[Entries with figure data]
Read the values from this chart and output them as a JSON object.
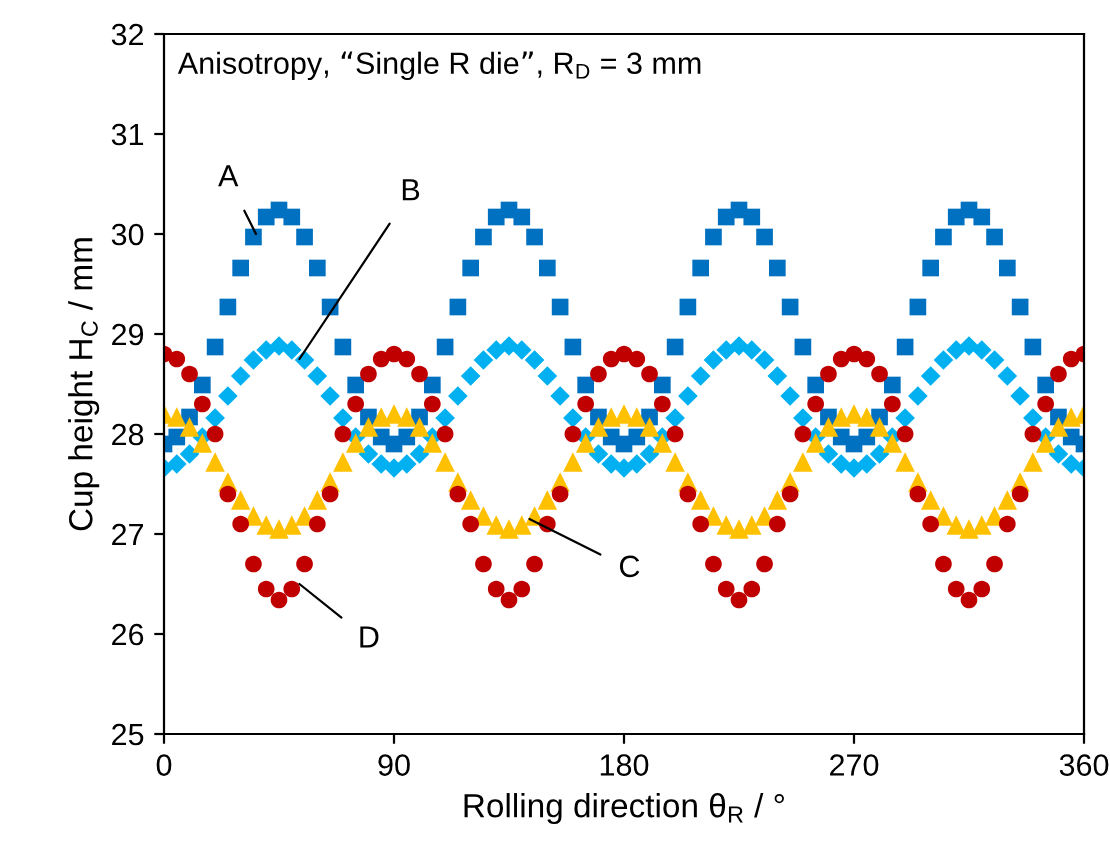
{
  "chart_data": {
    "type": "scatter",
    "title": "Anisotropy, “Single R die”, R$_{D}$ = 3 mm",
    "xlabel": "Rolling direction θ$_{R}$ / °",
    "ylabel": "Cup height H$_{C}$ / mm",
    "x": [
      0,
      5,
      10,
      15,
      20,
      25,
      30,
      35,
      40,
      45,
      50,
      55,
      60,
      65,
      70,
      75,
      80,
      85,
      90,
      95,
      100,
      105,
      110,
      115,
      120,
      125,
      130,
      135,
      140,
      145,
      150,
      155,
      160,
      165,
      170,
      175,
      180,
      185,
      190,
      195,
      200,
      205,
      210,
      215,
      220,
      225,
      230,
      235,
      240,
      245,
      250,
      255,
      260,
      265,
      270,
      275,
      280,
      285,
      290,
      295,
      300,
      305,
      310,
      315,
      320,
      325,
      330,
      335,
      340,
      345,
      350,
      355,
      360
    ],
    "series": [
      {
        "color": "#0070c0",
        "marker": "square",
        "values": [
          27.9,
          27.97,
          28.17,
          28.49,
          28.87,
          29.27,
          29.66,
          29.97,
          30.17,
          30.24,
          30.17,
          29.97,
          29.66,
          29.27,
          28.87,
          28.49,
          28.17,
          27.97,
          27.9,
          27.97,
          28.17,
          28.49,
          28.87,
          29.27,
          29.66,
          29.97,
          30.17,
          30.24,
          30.17,
          29.97,
          29.66,
          29.27,
          28.87,
          28.49,
          28.17,
          27.97,
          27.9,
          27.97,
          28.17,
          28.49,
          28.87,
          29.27,
          29.66,
          29.97,
          30.17,
          30.24,
          30.17,
          29.97,
          29.66,
          29.27,
          28.87,
          28.49,
          28.17,
          27.97,
          27.9,
          27.97,
          28.17,
          28.49,
          28.87,
          29.27,
          29.66,
          29.97,
          30.17,
          30.24,
          30.17,
          29.97,
          29.66,
          29.27,
          28.87,
          28.49,
          28.17,
          27.97,
          27.9
        ]
      },
      {
        "color": "#00b0f0",
        "marker": "diamond",
        "values": [
          27.66,
          27.7,
          27.8,
          27.97,
          28.16,
          28.38,
          28.58,
          28.74,
          28.84,
          28.88,
          28.84,
          28.74,
          28.58,
          28.38,
          28.16,
          27.97,
          27.8,
          27.7,
          27.66,
          27.7,
          27.8,
          27.97,
          28.16,
          28.38,
          28.58,
          28.74,
          28.84,
          28.88,
          28.84,
          28.74,
          28.58,
          28.38,
          28.16,
          27.97,
          27.8,
          27.7,
          27.66,
          27.7,
          27.8,
          27.97,
          28.16,
          28.38,
          28.58,
          28.74,
          28.84,
          28.88,
          28.84,
          28.74,
          28.58,
          28.38,
          28.16,
          27.97,
          27.8,
          27.7,
          27.66,
          27.7,
          27.8,
          27.97,
          28.16,
          28.38,
          28.58,
          28.74,
          28.84,
          28.88,
          28.84,
          28.74,
          28.58,
          28.38,
          28.16,
          27.97,
          27.8,
          27.7,
          27.66
        ]
      },
      {
        "color": "#ffc000",
        "marker": "triangle",
        "values": [
          28.2,
          28.17,
          28.07,
          27.91,
          27.72,
          27.52,
          27.34,
          27.18,
          27.09,
          27.05,
          27.09,
          27.18,
          27.34,
          27.52,
          27.72,
          27.91,
          28.07,
          28.17,
          28.2,
          28.17,
          28.07,
          27.91,
          27.72,
          27.52,
          27.34,
          27.18,
          27.09,
          27.05,
          27.09,
          27.18,
          27.34,
          27.52,
          27.72,
          27.91,
          28.07,
          28.17,
          28.2,
          28.17,
          28.07,
          27.91,
          27.72,
          27.52,
          27.34,
          27.18,
          27.09,
          27.05,
          27.09,
          27.18,
          27.34,
          27.52,
          27.72,
          27.91,
          28.07,
          28.17,
          28.2,
          28.17,
          28.07,
          27.91,
          27.72,
          27.52,
          27.34,
          27.18,
          27.09,
          27.05,
          27.09,
          27.18,
          27.34,
          27.52,
          27.72,
          27.91,
          28.07,
          28.17,
          28.2
        ]
      },
      {
        "color": "#c00000",
        "marker": "circle",
        "values": [
          28.8,
          28.75,
          28.6,
          28.3,
          28.0,
          27.4,
          27.1,
          26.7,
          26.45,
          26.34,
          26.45,
          26.7,
          27.1,
          27.4,
          28.0,
          28.3,
          28.6,
          28.75,
          28.8,
          28.75,
          28.6,
          28.3,
          28.0,
          27.4,
          27.1,
          26.7,
          26.45,
          26.34,
          26.45,
          26.7,
          27.1,
          27.4,
          28.0,
          28.3,
          28.6,
          28.75,
          28.8,
          28.75,
          28.6,
          28.3,
          28.0,
          27.4,
          27.1,
          26.7,
          26.45,
          26.34,
          26.45,
          26.7,
          27.1,
          27.4,
          28.0,
          28.3,
          28.6,
          28.75,
          28.8,
          28.75,
          28.6,
          28.3,
          28.0,
          27.4,
          27.1,
          26.7,
          26.45,
          26.34,
          26.45,
          26.7,
          27.1,
          27.4,
          28.0,
          28.3,
          28.6,
          28.75,
          28.8
        ]
      }
    ],
    "annotations": [
      {
        "text": "A",
        "x": 36,
        "y": 30.0
      },
      {
        "text": "B",
        "x": 53,
        "y": 28.75
      },
      {
        "text": "C",
        "x": 143,
        "y": 27.15
      },
      {
        "text": "D",
        "x": 53,
        "y": 26.5
      }
    ],
    "xlim": [
      0,
      360
    ],
    "xticks": [
      0,
      90,
      180,
      270,
      360
    ],
    "ylim": [
      25,
      32
    ],
    "yticks": [
      25,
      26,
      27,
      28,
      29,
      30,
      31,
      32
    ],
    "grid": false,
    "legend": false
  }
}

*Exercise prompt*. Copy all lines from the material that contain "color".

*Written answer*.
        "color": "#0070c0",
        "color": "#00b0f0",
        "color": "#ffc000",
        "color": "#c00000",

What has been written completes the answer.